▶ [Work to complete] Find every line with the string "Halal" in it, count them, and reply with that count only.

▶ [Data]
--------------------------------
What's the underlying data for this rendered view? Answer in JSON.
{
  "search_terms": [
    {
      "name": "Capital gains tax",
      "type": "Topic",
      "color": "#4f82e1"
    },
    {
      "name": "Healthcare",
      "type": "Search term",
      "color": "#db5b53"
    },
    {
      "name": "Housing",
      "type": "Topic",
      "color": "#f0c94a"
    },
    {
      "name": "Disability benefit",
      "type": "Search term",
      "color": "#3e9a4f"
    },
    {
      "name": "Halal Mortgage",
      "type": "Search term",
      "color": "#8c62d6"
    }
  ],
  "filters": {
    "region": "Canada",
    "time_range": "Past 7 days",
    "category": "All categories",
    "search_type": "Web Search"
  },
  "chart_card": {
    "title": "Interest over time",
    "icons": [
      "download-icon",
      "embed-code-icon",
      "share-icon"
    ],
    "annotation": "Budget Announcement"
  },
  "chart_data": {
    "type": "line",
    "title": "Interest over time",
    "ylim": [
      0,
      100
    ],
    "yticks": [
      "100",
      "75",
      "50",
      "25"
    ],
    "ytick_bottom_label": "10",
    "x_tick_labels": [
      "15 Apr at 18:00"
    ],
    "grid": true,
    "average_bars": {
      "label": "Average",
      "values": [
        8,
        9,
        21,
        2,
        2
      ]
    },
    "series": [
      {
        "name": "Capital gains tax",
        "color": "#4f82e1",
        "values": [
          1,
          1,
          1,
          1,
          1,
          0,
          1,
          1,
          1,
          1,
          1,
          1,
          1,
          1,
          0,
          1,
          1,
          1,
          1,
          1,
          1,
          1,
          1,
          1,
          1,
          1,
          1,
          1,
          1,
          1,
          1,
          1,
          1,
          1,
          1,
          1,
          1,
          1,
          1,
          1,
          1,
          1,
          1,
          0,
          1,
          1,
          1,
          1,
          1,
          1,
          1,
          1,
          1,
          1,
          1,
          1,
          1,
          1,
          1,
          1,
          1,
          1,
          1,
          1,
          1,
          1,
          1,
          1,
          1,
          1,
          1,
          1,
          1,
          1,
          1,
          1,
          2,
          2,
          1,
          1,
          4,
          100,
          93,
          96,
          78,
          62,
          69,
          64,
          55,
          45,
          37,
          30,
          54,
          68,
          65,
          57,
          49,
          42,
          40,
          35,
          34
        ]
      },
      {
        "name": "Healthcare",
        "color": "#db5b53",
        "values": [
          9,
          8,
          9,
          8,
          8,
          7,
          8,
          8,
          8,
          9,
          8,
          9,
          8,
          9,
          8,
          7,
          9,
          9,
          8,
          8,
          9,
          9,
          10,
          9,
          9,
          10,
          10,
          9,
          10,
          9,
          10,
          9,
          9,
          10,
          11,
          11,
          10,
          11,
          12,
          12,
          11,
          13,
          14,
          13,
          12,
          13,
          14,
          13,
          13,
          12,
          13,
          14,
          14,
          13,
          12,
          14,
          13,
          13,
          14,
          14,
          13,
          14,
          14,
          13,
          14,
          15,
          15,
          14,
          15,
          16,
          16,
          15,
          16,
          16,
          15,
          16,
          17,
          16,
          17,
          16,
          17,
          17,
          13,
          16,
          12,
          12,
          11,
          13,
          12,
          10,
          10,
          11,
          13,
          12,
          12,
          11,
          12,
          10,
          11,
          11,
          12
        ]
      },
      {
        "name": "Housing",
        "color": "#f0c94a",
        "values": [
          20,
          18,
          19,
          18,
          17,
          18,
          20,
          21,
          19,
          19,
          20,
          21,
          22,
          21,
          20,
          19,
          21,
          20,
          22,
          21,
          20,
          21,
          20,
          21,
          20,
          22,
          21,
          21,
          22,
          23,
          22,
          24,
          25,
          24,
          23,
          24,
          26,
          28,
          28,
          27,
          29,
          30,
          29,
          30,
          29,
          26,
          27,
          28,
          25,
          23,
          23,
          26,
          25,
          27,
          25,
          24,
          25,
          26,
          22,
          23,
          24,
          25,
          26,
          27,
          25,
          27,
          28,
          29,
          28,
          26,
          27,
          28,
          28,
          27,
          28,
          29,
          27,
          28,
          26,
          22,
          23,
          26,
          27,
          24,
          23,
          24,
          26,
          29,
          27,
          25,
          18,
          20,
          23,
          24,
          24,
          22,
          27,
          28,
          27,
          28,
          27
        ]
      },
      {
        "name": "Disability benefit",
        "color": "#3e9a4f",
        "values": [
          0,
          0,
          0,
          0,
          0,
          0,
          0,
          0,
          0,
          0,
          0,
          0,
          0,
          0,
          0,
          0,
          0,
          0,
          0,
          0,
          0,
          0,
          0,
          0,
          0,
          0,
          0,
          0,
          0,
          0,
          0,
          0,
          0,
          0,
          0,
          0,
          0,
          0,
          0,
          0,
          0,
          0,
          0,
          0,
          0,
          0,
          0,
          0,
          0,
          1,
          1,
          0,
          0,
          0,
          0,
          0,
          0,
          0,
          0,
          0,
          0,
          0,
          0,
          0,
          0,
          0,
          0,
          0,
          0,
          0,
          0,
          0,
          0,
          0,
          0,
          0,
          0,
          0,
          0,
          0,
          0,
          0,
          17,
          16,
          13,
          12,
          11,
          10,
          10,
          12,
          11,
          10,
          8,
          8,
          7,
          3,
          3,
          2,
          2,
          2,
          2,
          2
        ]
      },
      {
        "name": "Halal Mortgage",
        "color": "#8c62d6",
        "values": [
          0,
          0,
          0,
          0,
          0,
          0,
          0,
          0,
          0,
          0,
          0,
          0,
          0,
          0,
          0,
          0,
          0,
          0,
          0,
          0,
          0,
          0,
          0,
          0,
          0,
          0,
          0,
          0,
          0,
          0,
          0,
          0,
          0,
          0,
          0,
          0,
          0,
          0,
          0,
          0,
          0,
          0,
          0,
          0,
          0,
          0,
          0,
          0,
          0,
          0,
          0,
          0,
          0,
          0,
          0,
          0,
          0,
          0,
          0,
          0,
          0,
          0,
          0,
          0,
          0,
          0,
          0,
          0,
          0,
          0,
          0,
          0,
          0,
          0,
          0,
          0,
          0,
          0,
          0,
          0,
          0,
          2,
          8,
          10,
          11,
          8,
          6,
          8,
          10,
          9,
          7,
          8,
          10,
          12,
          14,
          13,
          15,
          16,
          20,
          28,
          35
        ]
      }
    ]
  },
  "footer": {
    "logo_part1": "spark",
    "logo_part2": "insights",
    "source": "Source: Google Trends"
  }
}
--------------------------------
▶ [Result for this task] 2